**Exercise requirements:** Go through the records underneath and write each one out again exactly.

-- Start of Dataset extract --

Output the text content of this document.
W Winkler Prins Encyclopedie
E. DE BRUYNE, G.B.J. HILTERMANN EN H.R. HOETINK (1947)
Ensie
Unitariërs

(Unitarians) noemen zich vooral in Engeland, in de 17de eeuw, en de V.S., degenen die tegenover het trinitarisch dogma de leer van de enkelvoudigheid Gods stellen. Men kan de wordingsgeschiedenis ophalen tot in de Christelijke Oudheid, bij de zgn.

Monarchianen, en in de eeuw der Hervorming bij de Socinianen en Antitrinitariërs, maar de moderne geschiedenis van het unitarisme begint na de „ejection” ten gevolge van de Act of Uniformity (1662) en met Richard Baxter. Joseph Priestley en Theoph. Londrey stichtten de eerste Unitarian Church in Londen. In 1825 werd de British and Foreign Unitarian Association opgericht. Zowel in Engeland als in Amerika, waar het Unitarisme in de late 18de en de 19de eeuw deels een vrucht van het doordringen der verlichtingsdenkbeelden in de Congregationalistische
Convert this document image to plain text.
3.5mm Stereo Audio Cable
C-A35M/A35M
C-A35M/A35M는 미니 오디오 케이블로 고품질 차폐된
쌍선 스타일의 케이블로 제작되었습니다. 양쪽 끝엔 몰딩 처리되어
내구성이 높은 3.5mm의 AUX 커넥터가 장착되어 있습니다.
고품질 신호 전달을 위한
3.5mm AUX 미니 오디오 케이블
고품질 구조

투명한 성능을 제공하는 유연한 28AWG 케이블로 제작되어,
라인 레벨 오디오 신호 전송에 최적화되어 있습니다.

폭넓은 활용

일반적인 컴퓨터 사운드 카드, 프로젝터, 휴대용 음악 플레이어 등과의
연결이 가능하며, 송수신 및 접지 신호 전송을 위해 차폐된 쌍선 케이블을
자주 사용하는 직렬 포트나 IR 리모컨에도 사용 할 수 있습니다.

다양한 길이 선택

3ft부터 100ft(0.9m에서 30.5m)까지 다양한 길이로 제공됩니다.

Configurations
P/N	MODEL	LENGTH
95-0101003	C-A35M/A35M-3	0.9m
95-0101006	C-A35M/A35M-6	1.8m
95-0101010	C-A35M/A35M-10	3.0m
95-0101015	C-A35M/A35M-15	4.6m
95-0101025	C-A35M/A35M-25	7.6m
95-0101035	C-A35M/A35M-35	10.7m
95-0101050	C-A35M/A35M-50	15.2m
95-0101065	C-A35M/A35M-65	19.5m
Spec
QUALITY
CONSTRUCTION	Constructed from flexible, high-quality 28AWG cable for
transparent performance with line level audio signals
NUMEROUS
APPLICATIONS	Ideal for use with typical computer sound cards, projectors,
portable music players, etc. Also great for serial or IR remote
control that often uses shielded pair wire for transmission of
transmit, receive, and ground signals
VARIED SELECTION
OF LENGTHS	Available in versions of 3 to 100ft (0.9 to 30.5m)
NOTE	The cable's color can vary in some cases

-- End of Dataset extract --

**Solution below:**
Output the text content of this document.
W Winkler Prins Encyclopedie
E. DE BRUYNE, G.B.J. HILTERMANN EN H.R. HOETINK (1947)
Ensie
Unitariërs

(Unitarians) noemen zich vooral in Engeland, in de 17de eeuw, en de V.S., degenen die tegenover het trinitarisch dogma de leer van de enkelvoudigheid Gods stellen. Men kan de wordingsgeschiedenis ophalen tot in de Christelijke Oudheid, bij de zgn.

Monarchianen, en in de eeuw der Hervorming bij de Socinianen en Antitrinitariërs, maar de moderne geschiedenis van het unitarisme begint na de „ejection” ten gevolge van de Act of Uniformity (1662) en met Richard Baxter. Joseph Priestley en Theoph. Londrey stichtten de eerste Unitarian Church in Londen. In 1825 werd de British and Foreign Unitarian Association opgericht. Zowel in Engeland als in Amerika, waar het Unitarisme in de late 18de en de 19de eeuw deels een vrucht van het doordringen der verlichtingsdenkbeelden in de Congregationalistische
Convert this document image to plain text.
3.5mm Stereo Audio Cable
C-A35M/A35M
C-A35M/A35M는 미니 오디오 케이블로 고품질 차폐된
쌍선 스타일의 케이블로 제작되었습니다. 양쪽 끝엔 몰딩 처리되어
내구성이 높은 3.5mm의 AUX 커넥터가 장착되어 있습니다.
고품질 신호 전달을 위한
3.5mm AUX 미니 오디오 케이블
고품질 구조

투명한 성능을 제공하는 유연한 28AWG 케이블로 제작되어,
라인 레벨 오디오 신호 전송에 최적화되어 있습니다.

폭넓은 활용

일반적인 컴퓨터 사운드 카드, 프로젝터, 휴대용 음악 플레이어 등과의
연결이 가능하며, 송수신 및 접지 신호 전송을 위해 차폐된 쌍선 케이블을
자주 사용하는 직렬 포트나 IR 리모컨에도 사용 할 수 있습니다.

다양한 길이 선택

3ft부터 100ft(0.9m에서 30.5m)까지 다양한 길이로 제공됩니다.

Configurations
P/N	MODEL	LENGTH
95-0101003	C-A35M/A35M-3	0.9m
95-0101006	C-A35M/A35M-6	1.8m
95-0101010	C-A35M/A35M-10	3.0m
95-0101015	C-A35M/A35M-15	4.6m
95-0101025	C-A35M/A35M-25	7.6m
95-0101035	C-A35M/A35M-35	10.7m
95-0101050	C-A35M/A35M-50	15.2m
95-0101065	C-A35M/A35M-65	19.5m
Spec
QUALITY
CONSTRUCTION	Constructed from flexible, high-quality 28AWG cable for
transparent performance with line level audio signals
NUMEROUS
APPLICATIONS	Ideal for use with typical computer sound cards, projectors,
portable music players, etc. Also great for serial or IR remote
control that often uses shielded pair wire for transmission of
transmit, receive, and ground signals
VARIED SELECTION
OF LENGTHS	Available in versions of 3 to 100ft (0.9 to 30.5m)
NOTE	The cable's color can vary in some cases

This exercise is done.